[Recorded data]
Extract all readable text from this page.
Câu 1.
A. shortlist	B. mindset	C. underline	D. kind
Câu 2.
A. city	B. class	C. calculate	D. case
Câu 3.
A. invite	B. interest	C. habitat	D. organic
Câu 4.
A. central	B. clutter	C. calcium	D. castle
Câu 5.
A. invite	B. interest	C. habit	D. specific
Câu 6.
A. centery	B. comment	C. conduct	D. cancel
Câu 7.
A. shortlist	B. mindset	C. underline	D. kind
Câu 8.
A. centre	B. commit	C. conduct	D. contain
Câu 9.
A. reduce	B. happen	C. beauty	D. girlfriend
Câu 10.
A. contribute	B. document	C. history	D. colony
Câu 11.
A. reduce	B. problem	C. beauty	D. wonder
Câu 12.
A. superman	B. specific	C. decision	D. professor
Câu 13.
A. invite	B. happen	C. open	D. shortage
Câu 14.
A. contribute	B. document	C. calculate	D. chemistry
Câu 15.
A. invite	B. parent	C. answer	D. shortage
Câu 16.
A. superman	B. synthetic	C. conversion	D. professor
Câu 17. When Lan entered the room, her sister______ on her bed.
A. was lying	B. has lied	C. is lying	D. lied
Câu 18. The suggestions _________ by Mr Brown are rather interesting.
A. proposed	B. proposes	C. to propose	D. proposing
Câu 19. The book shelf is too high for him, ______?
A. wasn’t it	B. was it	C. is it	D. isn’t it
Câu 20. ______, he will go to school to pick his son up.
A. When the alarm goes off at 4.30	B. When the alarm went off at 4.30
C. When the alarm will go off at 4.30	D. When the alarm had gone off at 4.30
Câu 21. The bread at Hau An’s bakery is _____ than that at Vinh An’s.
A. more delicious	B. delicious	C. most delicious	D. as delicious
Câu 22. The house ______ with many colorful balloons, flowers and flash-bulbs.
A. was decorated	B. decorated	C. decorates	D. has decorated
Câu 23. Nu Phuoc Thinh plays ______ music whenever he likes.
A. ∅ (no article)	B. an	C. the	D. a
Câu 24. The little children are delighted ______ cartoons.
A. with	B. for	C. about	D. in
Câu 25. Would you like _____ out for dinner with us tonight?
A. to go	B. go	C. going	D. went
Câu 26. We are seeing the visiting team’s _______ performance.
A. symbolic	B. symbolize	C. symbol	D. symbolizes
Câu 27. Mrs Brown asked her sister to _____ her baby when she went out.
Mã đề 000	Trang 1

### Task objective
The entries above must be returned exactly.

### Exercise response
Extract all readable text from this page.
Câu 1.
A. shortlist	B. mindset	C. underline	D. kind
Câu 2.
A. city	B. class	C. calculate	D. case
Câu 3.
A. invite	B. interest	C. habitat	D. organic
Câu 4.
A. central	B. clutter	C. calcium	D. castle
Câu 5.
A. invite	B. interest	C. habit	D. specific
Câu 6.
A. centery	B. comment	C. conduct	D. cancel
Câu 7.
A. shortlist	B. mindset	C. underline	D. kind
Câu 8.
A. centre	B. commit	C. conduct	D. contain
Câu 9.
A. reduce	B. happen	C. beauty	D. girlfriend
Câu 10.
A. contribute	B. document	C. history	D. colony
Câu 11.
A. reduce	B. problem	C. beauty	D. wonder
Câu 12.
A. superman	B. specific	C. decision	D. professor
Câu 13.
A. invite	B. happen	C. open	D. shortage
Câu 14.
A. contribute	B. document	C. calculate	D. chemistry
Câu 15.
A. invite	B. parent	C. answer	D. shortage
Câu 16.
A. superman	B. synthetic	C. conversion	D. professor
Câu 17. When Lan entered the room, her sister______ on her bed.
A. was lying	B. has lied	C. is lying	D. lied
Câu 18. The suggestions _________ by Mr Brown are rather interesting.
A. proposed	B. proposes	C. to propose	D. proposing
Câu 19. The book shelf is too high for him, ______?
A. wasn’t it	B. was it	C. is it	D. isn’t it
Câu 20. ______, he will go to school to pick his son up.
A. When the alarm goes off at 4.30	B. When the alarm went off at 4.30
C. When the alarm will go off at 4.30	D. When the alarm had gone off at 4.30
Câu 21. The bread at Hau An’s bakery is _____ than that at Vinh An’s.
A. more delicious	B. delicious	C. most delicious	D. as delicious
Câu 22. The house ______ with many colorful balloons, flowers and flash-bulbs.
A. was decorated	B. decorated	C. decorates	D. has decorated
Câu 23. Nu Phuoc Thinh plays ______ music whenever he likes.
A. ∅ (no article)	B. an	C. the	D. a
Câu 24. The little children are delighted ______ cartoons.
A. with	B. for	C. about	D. in
Câu 25. Would you like _____ out for dinner with us tonight?
A. to go	B. go	C. going	D. went
Câu 26. We are seeing the visiting team’s _______ performance.
A. symbolic	B. symbolize	C. symbol	D. symbolizes
Câu 27. Mrs Brown asked her sister to _____ her baby when she went out.
Mã đề 000	Trang 1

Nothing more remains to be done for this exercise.